— BEGIN DATA FOR PROCESSING —

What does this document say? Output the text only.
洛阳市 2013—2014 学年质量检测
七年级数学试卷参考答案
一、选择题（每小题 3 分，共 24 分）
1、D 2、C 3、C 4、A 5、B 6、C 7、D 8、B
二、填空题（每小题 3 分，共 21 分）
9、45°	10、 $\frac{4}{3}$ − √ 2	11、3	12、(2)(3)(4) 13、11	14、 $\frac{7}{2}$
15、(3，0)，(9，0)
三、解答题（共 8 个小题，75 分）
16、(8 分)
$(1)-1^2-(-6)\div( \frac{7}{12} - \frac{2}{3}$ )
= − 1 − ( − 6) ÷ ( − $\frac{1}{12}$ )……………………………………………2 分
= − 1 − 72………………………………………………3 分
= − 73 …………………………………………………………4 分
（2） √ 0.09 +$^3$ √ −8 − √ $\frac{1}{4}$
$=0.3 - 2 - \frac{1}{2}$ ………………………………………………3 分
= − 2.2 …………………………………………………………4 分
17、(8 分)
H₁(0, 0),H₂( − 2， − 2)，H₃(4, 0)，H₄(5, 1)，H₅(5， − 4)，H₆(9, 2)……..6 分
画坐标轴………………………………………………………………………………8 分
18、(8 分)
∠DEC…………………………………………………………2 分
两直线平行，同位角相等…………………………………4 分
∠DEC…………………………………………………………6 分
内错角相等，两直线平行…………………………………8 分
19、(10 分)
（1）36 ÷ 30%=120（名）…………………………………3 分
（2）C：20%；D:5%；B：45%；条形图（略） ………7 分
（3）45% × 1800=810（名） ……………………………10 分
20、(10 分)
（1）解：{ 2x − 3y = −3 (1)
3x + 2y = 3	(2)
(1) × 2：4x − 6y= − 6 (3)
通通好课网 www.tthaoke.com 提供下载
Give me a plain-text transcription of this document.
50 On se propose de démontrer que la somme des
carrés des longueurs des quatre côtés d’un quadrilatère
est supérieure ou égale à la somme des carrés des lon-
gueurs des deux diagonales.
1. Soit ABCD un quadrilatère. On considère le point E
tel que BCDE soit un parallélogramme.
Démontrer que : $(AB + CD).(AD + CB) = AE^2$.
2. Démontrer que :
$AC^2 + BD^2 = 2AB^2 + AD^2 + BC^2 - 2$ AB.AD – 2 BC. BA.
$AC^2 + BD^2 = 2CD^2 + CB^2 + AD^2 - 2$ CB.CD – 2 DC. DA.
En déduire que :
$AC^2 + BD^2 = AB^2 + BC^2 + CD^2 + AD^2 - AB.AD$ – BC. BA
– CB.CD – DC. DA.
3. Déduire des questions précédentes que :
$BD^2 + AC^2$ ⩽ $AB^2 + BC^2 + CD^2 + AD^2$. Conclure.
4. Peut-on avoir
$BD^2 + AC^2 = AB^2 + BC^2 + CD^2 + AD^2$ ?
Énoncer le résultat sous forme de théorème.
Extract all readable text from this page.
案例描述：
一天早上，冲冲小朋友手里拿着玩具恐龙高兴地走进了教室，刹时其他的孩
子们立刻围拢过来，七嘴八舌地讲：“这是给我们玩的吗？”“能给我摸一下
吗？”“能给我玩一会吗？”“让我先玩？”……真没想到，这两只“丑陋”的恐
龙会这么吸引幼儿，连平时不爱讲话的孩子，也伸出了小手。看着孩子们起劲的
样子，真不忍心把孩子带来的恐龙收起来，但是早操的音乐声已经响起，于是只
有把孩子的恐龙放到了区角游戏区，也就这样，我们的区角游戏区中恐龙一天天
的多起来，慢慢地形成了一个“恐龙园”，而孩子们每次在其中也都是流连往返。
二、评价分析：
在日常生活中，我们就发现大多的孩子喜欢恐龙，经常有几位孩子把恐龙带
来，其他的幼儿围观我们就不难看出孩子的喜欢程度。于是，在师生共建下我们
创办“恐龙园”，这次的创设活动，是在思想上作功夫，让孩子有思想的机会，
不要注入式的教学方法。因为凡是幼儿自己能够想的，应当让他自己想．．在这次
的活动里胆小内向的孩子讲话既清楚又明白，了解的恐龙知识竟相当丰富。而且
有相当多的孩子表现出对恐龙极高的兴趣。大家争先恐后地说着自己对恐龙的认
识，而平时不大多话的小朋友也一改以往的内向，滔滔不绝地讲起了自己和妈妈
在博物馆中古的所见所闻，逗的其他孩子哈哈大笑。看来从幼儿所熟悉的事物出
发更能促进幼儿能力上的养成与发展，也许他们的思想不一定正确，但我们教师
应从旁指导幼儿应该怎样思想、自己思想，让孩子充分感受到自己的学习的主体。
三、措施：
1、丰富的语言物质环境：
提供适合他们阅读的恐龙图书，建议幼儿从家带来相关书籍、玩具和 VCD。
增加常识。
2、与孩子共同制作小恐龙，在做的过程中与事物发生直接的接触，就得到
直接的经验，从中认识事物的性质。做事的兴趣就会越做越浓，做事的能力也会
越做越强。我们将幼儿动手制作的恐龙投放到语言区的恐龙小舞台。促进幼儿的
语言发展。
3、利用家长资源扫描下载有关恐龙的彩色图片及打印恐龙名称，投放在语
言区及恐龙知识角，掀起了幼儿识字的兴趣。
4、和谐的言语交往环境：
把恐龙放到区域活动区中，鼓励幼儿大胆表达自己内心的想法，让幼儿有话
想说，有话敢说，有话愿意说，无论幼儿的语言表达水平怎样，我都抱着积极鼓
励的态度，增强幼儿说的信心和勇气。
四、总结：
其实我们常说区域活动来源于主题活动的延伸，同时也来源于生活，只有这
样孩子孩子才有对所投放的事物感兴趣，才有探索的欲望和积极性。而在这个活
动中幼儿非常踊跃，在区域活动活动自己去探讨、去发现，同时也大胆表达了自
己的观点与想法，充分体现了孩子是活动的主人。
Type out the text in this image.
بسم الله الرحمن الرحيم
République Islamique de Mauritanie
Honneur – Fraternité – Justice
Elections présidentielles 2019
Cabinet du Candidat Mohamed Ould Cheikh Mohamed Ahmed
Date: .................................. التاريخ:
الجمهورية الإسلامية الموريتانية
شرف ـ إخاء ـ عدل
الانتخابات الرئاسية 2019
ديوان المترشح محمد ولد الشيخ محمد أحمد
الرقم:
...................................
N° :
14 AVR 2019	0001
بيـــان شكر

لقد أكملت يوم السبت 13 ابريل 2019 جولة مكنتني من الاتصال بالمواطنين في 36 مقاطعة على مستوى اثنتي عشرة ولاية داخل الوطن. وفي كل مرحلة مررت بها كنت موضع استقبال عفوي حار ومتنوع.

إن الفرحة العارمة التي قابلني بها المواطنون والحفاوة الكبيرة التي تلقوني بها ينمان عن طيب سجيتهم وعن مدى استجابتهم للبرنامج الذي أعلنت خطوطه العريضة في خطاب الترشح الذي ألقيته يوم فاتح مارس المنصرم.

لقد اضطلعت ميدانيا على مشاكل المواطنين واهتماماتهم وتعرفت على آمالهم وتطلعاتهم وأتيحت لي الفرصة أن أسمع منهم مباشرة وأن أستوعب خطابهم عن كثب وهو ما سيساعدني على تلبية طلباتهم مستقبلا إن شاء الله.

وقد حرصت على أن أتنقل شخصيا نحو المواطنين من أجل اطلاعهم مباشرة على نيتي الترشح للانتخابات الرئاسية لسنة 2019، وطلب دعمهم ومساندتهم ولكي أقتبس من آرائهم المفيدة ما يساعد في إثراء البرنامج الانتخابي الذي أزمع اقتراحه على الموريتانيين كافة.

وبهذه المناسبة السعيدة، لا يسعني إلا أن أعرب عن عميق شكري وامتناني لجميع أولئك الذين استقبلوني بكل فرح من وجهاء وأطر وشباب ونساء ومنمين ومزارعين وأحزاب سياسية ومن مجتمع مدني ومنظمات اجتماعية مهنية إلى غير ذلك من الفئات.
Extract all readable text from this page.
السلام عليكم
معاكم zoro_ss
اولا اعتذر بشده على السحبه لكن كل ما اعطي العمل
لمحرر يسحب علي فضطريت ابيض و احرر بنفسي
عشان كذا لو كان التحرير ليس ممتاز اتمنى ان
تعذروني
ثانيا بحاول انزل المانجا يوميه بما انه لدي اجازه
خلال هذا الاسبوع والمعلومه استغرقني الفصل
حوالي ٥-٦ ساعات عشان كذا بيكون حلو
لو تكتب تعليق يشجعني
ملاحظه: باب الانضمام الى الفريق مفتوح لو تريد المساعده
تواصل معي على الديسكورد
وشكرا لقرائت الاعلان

— END DATA FOR PROCESSING —

▶ **WHAT THIS TASK INVOLVES**: Sift the material for lines with the string "الترشح". Copy each one found.

▶ **IN RESPONSE**:
إن الفرحة العارمة التي قابلني بها المواطنون والحفاوة الكبيرة التي تلقوني بها ينمان عن طيب سجيتهم وعن مدى استجابتهم للبرنامج الذي أعلنت خطوطه العريضة في خطاب الترشح الذي ألقيته يوم فاتح مارس المنصرم.
وقد حرصت على أن أتنقل شخصيا نحو المواطنين من أجل اطلاعهم مباشرة على نيتي الترشح للانتخابات الرئاسية لسنة 2019، وطلب دعمهم ومساندتهم ولكي أقتبس من آرائهم المفيدة ما يساعد في إثراء البرنامج الانتخابي الذي أزمع اقتراحه على الموريتانيين كافة.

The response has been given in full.